— START —
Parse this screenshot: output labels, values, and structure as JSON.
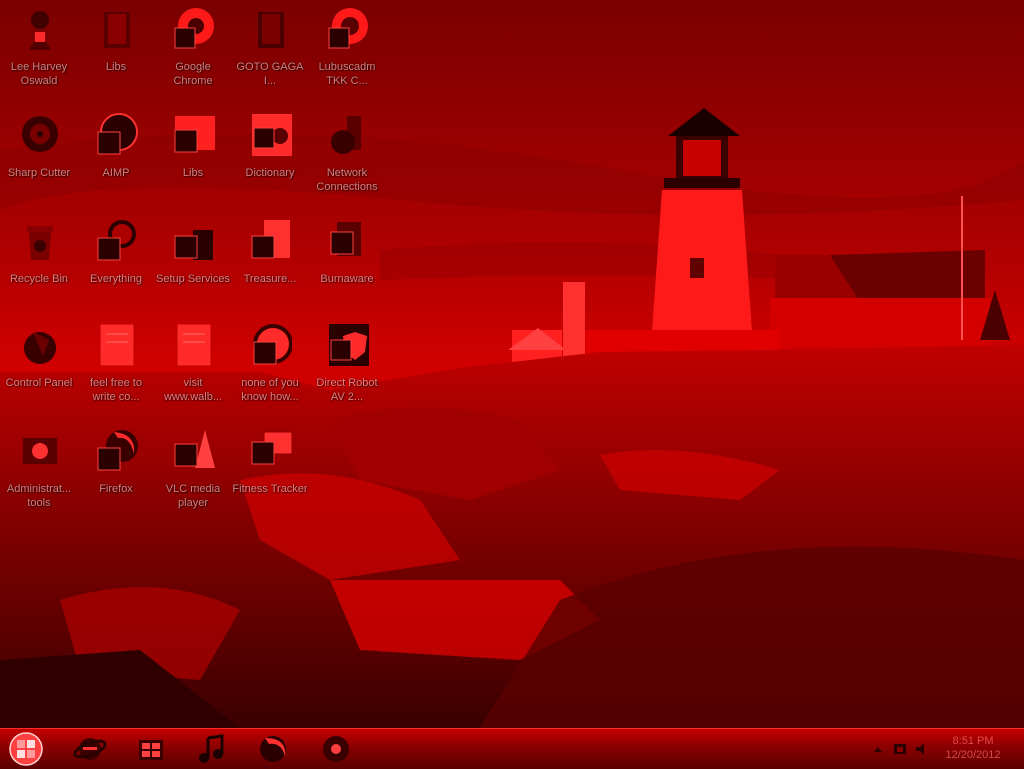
{
  "desktop": {
    "icons": [
      {
        "label": "Lee Harvey Oswald",
        "icon": "person-icon"
      },
      {
        "label": "Libs",
        "icon": "folder-icon"
      },
      {
        "label": "Google Chrome",
        "icon": "chrome-icon"
      },
      {
        "label": "GOTO GAGA I...",
        "icon": "folder-icon"
      },
      {
        "label": "Lubuscadm TKK C...",
        "icon": "shortcut-icon"
      },
      {
        "label": "Sharp Cutter",
        "icon": "disc-icon"
      },
      {
        "label": "AIMP",
        "icon": "aimp-icon"
      },
      {
        "label": "Libs",
        "icon": "media-icon"
      },
      {
        "label": "Dictionary",
        "icon": "dictionary-icon"
      },
      {
        "label": "Network Connections",
        "icon": "network-icon"
      },
      {
        "label": "Recycle Bin",
        "icon": "recycle-bin-icon"
      },
      {
        "label": "Everything",
        "icon": "search-icon"
      },
      {
        "label": "Setup Services",
        "icon": "setup-icon"
      },
      {
        "label": "Treasure...",
        "icon": "document-icon"
      },
      {
        "label": "Burnaware",
        "icon": "burn-icon"
      },
      {
        "label": "Control Panel",
        "icon": "control-panel-icon"
      },
      {
        "label": "feel free to write co...",
        "icon": "text-file-icon"
      },
      {
        "label": "visit www.walb...",
        "icon": "text-file-icon"
      },
      {
        "label": "none of you know how...",
        "icon": "text-file-icon"
      },
      {
        "label": "Direct Robot AV 2...",
        "icon": "shield-icon"
      },
      {
        "label": "Administrat... tools",
        "icon": "tools-icon"
      },
      {
        "label": "Firefox",
        "icon": "firefox-icon"
      },
      {
        "label": "VLC media player",
        "icon": "vlc-icon"
      },
      {
        "label": "Fitness Tracker",
        "icon": "app-icon"
      }
    ]
  },
  "taskbar": {
    "start": {
      "icon": "windows-orb-icon"
    },
    "pinned": [
      {
        "name": "Internet Explorer",
        "icon": "internet-explorer-icon"
      },
      {
        "name": "Windows Media Center",
        "icon": "media-center-icon"
      },
      {
        "name": "Music",
        "icon": "music-note-icon"
      },
      {
        "name": "Firefox",
        "icon": "firefox-icon"
      },
      {
        "name": "Google Chrome",
        "icon": "chrome-icon"
      }
    ],
    "tray": {
      "icons": [
        "show-hidden-icons-icon",
        "network-tray-icon",
        "volume-icon"
      ],
      "time": "8:51 PM",
      "date": "12/20/2012"
    }
  },
  "colors": {
    "tint": "#ff0000",
    "taskbar": "#b00000",
    "label_text": "#ffd0d0"
  }
}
— END —
Make an exact copy of the records shown above, without the pictures.

- COMPLETE ANSWER
Parse this screenshot: output labels, values, and structure as JSON.
{
  "desktop": {
    "icons": [
      {
        "label": "Lee Harvey Oswald",
        "icon": "person-icon"
      },
      {
        "label": "Libs",
        "icon": "folder-icon"
      },
      {
        "label": "Google Chrome",
        "icon": "chrome-icon"
      },
      {
        "label": "GOTO GAGA I...",
        "icon": "folder-icon"
      },
      {
        "label": "Lubuscadm TKK C...",
        "icon": "shortcut-icon"
      },
      {
        "label": "Sharp Cutter",
        "icon": "disc-icon"
      },
      {
        "label": "AIMP",
        "icon": "aimp-icon"
      },
      {
        "label": "Libs",
        "icon": "media-icon"
      },
      {
        "label": "Dictionary",
        "icon": "dictionary-icon"
      },
      {
        "label": "Network Connections",
        "icon": "network-icon"
      },
      {
        "label": "Recycle Bin",
        "icon": "recycle-bin-icon"
      },
      {
        "label": "Everything",
        "icon": "search-icon"
      },
      {
        "label": "Setup Services",
        "icon": "setup-icon"
      },
      {
        "label": "Treasure...",
        "icon": "document-icon"
      },
      {
        "label": "Burnaware",
        "icon": "burn-icon"
      },
      {
        "label": "Control Panel",
        "icon": "control-panel-icon"
      },
      {
        "label": "feel free to write co...",
        "icon": "text-file-icon"
      },
      {
        "label": "visit www.walb...",
        "icon": "text-file-icon"
      },
      {
        "label": "none of you know how...",
        "icon": "text-file-icon"
      },
      {
        "label": "Direct Robot AV 2...",
        "icon": "shield-icon"
      },
      {
        "label": "Administrat... tools",
        "icon": "tools-icon"
      },
      {
        "label": "Firefox",
        "icon": "firefox-icon"
      },
      {
        "label": "VLC media player",
        "icon": "vlc-icon"
      },
      {
        "label": "Fitness Tracker",
        "icon": "app-icon"
      }
    ]
  },
  "taskbar": {
    "start": {
      "icon": "windows-orb-icon"
    },
    "pinned": [
      {
        "name": "Internet Explorer",
        "icon": "internet-explorer-icon"
      },
      {
        "name": "Windows Media Center",
        "icon": "media-center-icon"
      },
      {
        "name": "Music",
        "icon": "music-note-icon"
      },
      {
        "name": "Firefox",
        "icon": "firefox-icon"
      },
      {
        "name": "Google Chrome",
        "icon": "chrome-icon"
      }
    ],
    "tray": {
      "icons": [
        "show-hidden-icons-icon",
        "network-tray-icon",
        "volume-icon"
      ],
      "time": "8:51 PM",
      "date": "12/20/2012"
    }
  },
  "colors": {
    "tint": "#ff0000",
    "taskbar": "#b00000",
    "label_text": "#ffd0d0"
  }
}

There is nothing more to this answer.